Exercise input -
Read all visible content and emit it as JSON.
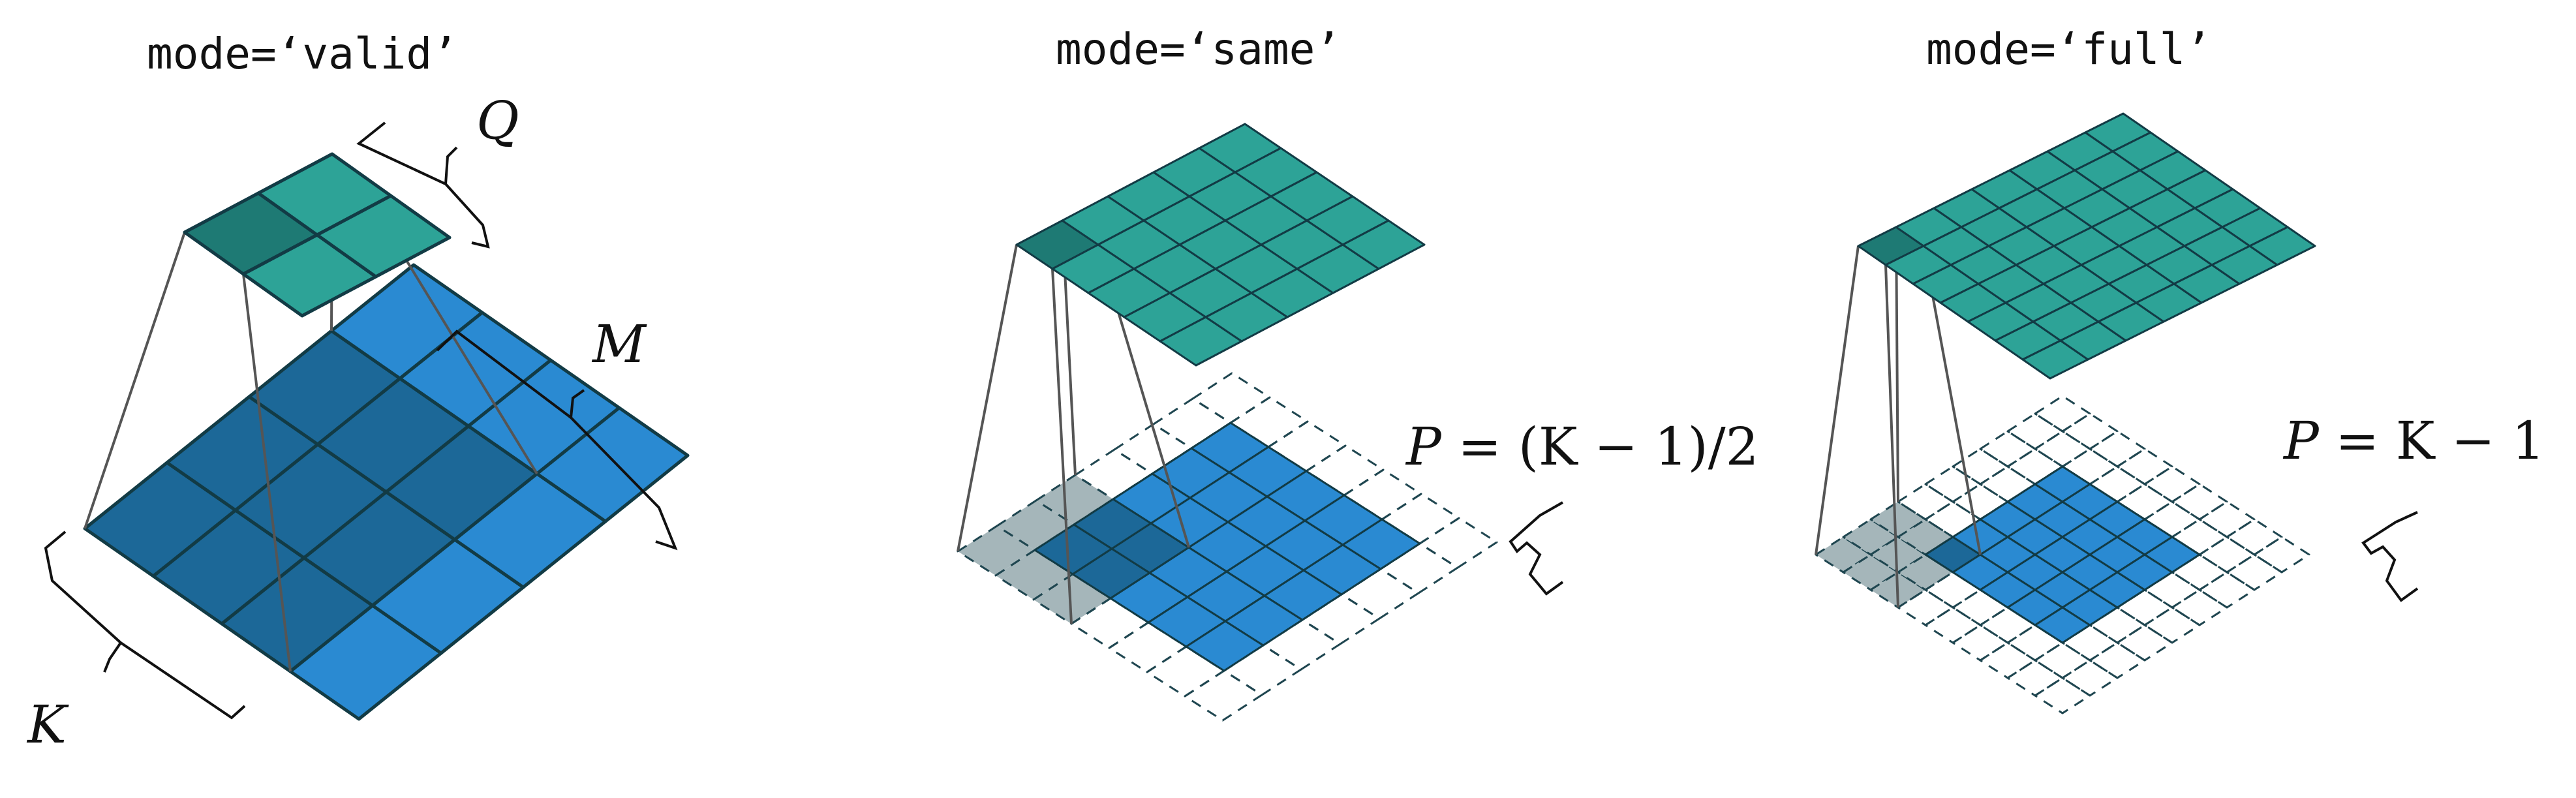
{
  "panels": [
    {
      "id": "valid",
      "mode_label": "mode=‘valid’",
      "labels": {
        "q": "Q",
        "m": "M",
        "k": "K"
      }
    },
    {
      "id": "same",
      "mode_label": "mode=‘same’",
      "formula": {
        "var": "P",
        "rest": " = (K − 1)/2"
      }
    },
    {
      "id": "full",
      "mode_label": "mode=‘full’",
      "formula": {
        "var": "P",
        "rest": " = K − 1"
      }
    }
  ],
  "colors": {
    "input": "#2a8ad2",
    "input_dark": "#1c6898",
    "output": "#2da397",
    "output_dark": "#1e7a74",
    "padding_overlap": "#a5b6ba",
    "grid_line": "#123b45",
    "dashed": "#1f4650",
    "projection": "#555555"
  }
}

...

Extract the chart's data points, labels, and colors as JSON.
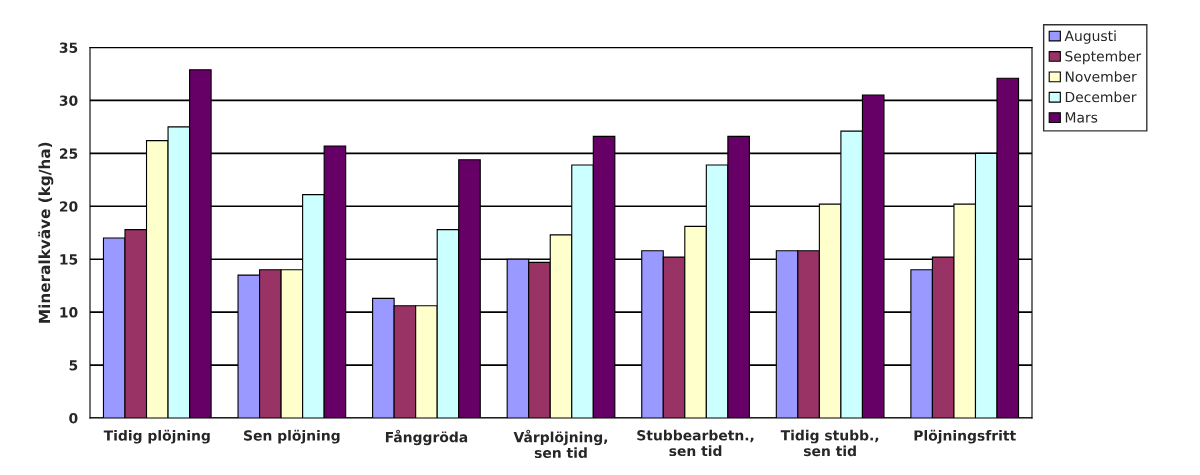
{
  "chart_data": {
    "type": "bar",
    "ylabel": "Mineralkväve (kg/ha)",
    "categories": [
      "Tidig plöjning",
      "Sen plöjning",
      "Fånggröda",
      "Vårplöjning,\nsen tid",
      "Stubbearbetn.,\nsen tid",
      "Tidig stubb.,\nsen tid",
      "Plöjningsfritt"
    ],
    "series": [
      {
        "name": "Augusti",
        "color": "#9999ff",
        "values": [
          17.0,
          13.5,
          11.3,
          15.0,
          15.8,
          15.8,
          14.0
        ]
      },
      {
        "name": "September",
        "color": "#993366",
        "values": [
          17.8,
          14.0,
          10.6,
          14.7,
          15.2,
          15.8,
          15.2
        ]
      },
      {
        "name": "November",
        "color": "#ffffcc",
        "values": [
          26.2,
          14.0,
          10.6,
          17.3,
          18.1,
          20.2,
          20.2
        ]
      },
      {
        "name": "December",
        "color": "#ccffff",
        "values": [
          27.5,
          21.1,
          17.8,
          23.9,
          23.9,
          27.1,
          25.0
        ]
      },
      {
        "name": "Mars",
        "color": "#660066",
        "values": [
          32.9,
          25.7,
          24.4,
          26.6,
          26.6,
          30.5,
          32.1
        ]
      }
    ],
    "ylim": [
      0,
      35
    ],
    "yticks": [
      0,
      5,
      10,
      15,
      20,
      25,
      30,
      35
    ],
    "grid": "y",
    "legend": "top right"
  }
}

---

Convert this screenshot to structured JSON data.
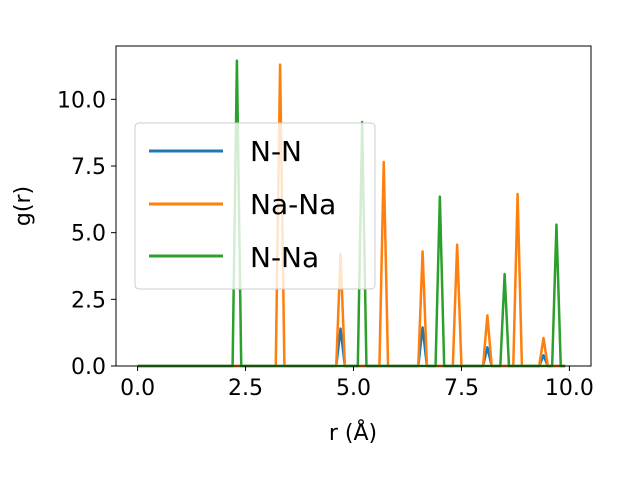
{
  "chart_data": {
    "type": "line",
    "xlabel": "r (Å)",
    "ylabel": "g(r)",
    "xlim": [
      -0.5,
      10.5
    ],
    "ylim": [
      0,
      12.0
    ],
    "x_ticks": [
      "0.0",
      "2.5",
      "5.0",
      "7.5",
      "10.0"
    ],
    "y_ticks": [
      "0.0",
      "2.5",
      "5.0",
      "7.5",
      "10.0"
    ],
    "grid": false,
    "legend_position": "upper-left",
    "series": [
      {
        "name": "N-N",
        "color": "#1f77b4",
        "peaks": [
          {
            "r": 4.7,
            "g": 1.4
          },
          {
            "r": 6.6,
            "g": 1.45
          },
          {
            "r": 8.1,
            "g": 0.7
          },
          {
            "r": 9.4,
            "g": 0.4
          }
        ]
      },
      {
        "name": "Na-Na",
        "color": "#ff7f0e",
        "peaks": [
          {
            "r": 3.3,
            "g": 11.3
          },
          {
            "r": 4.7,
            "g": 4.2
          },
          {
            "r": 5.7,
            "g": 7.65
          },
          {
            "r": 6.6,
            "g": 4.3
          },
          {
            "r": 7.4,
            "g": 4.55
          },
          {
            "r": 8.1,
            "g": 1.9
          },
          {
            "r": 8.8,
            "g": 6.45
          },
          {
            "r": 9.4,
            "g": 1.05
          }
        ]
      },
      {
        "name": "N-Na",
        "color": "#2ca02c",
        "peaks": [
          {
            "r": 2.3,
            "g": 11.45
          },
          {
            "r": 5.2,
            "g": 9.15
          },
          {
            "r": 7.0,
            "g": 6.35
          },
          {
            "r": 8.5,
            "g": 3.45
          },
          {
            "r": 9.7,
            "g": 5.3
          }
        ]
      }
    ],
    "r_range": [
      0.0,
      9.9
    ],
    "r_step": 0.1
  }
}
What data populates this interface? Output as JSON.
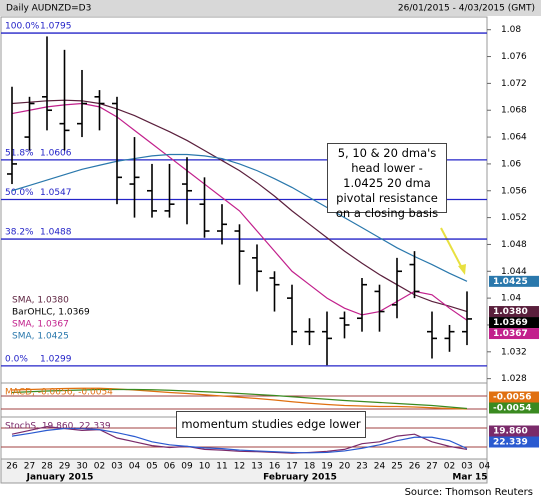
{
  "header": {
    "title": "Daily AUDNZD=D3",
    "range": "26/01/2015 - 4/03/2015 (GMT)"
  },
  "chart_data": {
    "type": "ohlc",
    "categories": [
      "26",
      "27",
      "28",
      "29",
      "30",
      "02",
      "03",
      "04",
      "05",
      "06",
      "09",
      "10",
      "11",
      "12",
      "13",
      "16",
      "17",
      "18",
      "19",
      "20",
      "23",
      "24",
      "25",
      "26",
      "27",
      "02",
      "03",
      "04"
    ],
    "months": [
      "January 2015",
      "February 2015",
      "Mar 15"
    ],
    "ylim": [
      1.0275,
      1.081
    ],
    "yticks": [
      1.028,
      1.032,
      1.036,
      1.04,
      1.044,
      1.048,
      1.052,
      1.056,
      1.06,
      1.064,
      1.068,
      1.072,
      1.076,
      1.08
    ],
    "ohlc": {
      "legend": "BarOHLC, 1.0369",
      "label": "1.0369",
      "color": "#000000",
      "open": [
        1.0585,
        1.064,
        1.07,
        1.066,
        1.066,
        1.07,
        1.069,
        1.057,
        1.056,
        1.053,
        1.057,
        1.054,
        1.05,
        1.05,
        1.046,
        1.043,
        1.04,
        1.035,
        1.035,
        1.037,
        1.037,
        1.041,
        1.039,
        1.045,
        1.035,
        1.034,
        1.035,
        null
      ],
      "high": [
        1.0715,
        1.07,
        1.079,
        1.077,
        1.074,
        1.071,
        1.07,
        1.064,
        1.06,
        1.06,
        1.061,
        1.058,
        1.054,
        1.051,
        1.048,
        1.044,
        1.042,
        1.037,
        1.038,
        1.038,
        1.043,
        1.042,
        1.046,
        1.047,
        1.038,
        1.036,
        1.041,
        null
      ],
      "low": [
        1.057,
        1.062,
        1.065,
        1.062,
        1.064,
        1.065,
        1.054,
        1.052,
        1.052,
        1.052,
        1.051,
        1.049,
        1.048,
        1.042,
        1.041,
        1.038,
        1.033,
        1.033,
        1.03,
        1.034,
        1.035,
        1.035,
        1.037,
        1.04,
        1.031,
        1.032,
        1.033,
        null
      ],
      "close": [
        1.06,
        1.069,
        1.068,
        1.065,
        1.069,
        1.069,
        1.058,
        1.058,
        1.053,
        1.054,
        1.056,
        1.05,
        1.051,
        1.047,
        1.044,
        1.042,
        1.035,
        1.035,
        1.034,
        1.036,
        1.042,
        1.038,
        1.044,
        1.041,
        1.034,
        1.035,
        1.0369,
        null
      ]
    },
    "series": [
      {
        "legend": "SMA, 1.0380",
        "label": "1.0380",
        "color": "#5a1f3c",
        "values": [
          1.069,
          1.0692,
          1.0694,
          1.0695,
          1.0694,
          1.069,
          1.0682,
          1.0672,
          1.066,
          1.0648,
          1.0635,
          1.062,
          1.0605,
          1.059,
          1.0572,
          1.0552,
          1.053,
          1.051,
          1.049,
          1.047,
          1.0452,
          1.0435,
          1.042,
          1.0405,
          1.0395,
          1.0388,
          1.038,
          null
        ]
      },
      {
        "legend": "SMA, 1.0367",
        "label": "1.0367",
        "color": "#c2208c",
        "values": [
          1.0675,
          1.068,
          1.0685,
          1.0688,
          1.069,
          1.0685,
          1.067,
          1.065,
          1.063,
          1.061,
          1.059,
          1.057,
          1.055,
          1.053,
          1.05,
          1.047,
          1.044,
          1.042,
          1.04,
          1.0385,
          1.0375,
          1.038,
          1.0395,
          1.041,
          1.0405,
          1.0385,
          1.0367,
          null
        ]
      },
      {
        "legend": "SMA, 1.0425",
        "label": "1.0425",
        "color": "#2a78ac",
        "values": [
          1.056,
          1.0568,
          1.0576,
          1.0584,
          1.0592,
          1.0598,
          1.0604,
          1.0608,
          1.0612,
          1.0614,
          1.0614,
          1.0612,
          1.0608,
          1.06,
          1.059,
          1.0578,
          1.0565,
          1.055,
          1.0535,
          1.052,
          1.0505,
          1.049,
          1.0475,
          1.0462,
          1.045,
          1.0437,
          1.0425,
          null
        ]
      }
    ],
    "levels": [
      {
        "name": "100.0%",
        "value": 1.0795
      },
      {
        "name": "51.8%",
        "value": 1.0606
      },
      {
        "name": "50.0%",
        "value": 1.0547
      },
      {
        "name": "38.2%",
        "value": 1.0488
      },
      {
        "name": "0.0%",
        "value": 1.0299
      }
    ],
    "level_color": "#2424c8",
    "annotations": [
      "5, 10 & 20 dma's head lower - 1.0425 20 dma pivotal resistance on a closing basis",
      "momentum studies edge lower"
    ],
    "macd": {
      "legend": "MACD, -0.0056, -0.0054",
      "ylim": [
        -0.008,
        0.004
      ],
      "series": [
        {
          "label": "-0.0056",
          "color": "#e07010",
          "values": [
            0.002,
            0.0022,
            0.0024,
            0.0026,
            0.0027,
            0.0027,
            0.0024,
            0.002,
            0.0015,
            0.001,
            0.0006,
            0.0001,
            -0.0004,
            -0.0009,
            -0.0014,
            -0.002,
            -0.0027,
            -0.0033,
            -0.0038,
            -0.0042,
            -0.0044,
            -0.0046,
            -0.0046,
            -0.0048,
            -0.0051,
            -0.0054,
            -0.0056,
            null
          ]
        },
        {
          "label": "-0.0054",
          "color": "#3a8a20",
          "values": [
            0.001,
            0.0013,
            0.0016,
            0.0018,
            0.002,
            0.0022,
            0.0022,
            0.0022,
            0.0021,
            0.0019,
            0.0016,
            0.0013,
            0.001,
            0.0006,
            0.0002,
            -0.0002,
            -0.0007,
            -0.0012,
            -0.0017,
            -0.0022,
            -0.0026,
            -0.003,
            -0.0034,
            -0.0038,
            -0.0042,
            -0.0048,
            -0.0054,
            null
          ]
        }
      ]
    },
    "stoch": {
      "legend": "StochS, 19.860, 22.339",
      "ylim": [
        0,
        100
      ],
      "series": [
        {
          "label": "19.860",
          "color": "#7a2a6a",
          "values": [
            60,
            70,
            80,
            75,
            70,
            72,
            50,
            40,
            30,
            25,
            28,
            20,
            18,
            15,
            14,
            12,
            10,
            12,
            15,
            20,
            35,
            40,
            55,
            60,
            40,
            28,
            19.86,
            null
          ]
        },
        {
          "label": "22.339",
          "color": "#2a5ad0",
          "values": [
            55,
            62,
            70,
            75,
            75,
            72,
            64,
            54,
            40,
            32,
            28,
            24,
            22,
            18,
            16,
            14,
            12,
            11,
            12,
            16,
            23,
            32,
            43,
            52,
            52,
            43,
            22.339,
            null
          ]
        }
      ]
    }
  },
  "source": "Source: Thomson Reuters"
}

Given request - State how many lines of the records above contain the word "JSON", and give only that number.

Full solution - 4